_Problem to work on_. Copy every line of the listing that holds the string "Apply".

_Records for this exercise_.
------------------------------------------------------------------------

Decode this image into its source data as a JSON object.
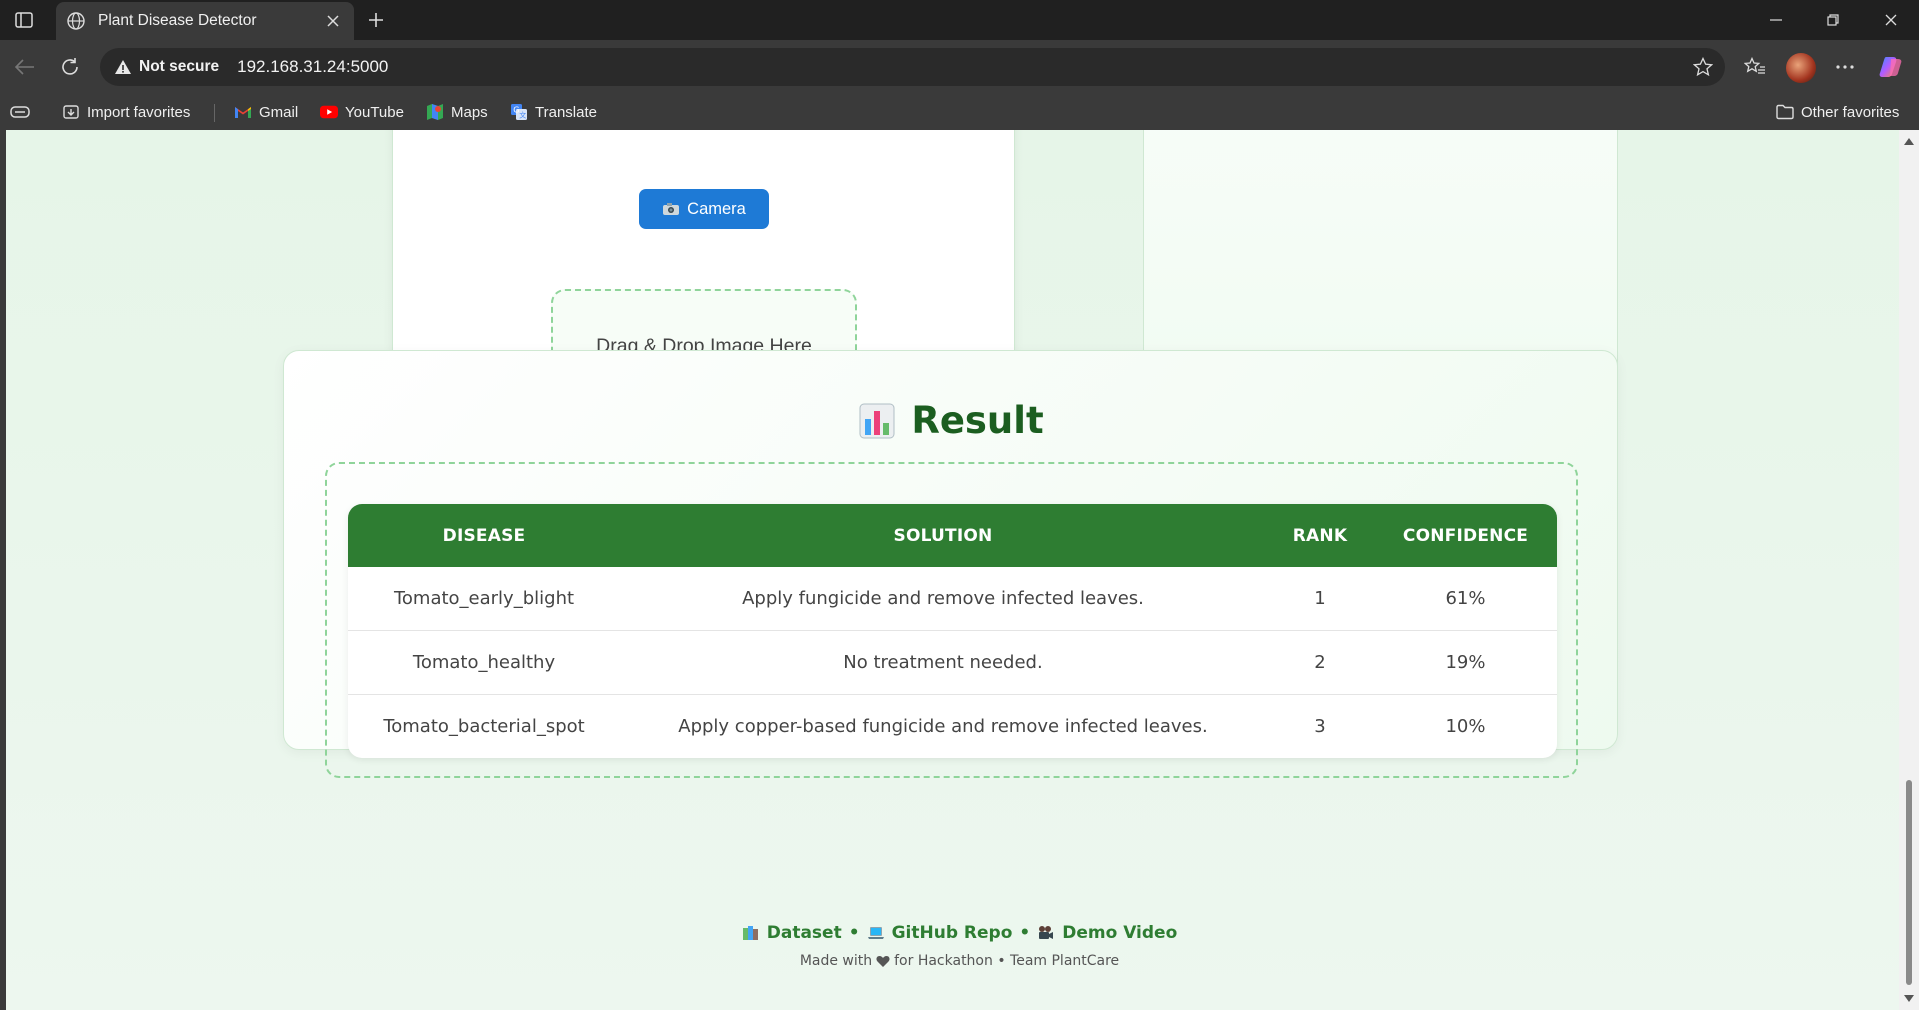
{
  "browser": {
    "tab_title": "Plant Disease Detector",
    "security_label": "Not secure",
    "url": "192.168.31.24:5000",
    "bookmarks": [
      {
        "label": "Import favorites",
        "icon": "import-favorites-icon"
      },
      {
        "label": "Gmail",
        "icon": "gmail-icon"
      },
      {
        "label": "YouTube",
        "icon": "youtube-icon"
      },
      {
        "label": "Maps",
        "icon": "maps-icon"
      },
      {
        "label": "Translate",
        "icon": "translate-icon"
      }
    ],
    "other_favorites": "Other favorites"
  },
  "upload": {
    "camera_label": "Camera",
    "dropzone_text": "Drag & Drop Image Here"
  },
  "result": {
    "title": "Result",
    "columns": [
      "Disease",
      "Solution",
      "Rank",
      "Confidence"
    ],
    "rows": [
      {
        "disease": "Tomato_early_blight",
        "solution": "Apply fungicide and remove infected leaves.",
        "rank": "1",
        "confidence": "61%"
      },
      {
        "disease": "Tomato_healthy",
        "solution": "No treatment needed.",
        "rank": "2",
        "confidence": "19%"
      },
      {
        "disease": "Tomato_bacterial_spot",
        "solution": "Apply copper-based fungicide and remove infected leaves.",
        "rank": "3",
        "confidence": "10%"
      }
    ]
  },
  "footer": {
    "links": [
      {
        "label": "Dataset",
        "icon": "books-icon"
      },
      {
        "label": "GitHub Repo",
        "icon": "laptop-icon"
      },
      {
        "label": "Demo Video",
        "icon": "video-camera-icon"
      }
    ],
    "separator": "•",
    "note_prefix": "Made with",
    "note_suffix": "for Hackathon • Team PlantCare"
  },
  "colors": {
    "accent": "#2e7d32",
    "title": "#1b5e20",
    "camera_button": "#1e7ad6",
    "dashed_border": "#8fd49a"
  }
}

------------------------------------------------------------------------

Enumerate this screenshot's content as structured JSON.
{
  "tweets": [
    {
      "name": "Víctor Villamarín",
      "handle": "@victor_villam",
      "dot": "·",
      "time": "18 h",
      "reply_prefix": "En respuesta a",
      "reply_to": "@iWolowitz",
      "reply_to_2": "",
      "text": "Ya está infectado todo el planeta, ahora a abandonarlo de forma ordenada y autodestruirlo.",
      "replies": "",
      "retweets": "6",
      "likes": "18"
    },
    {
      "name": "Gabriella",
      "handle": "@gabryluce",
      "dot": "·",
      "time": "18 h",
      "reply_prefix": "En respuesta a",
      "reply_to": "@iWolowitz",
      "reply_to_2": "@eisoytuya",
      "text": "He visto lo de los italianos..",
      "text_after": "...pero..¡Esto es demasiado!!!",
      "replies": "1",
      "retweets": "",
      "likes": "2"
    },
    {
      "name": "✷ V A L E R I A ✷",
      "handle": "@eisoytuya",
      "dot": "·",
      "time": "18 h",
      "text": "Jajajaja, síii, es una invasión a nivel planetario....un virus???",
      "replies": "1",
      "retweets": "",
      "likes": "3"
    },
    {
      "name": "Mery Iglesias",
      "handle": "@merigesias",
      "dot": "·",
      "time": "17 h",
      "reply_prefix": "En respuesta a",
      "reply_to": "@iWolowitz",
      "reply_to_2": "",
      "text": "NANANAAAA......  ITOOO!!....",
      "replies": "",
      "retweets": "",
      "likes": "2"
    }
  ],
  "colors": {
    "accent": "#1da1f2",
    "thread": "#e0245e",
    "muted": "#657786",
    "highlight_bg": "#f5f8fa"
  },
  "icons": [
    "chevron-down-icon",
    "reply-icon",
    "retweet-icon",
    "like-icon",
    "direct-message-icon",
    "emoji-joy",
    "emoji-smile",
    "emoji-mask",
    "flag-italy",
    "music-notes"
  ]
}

------------------------------------------------------------------------

_Reply to the exercise_.
        "solution": "Apply fungicide and remove infected leaves.",
        "solution": "Apply copper-based fungicide and remove infected leaves.",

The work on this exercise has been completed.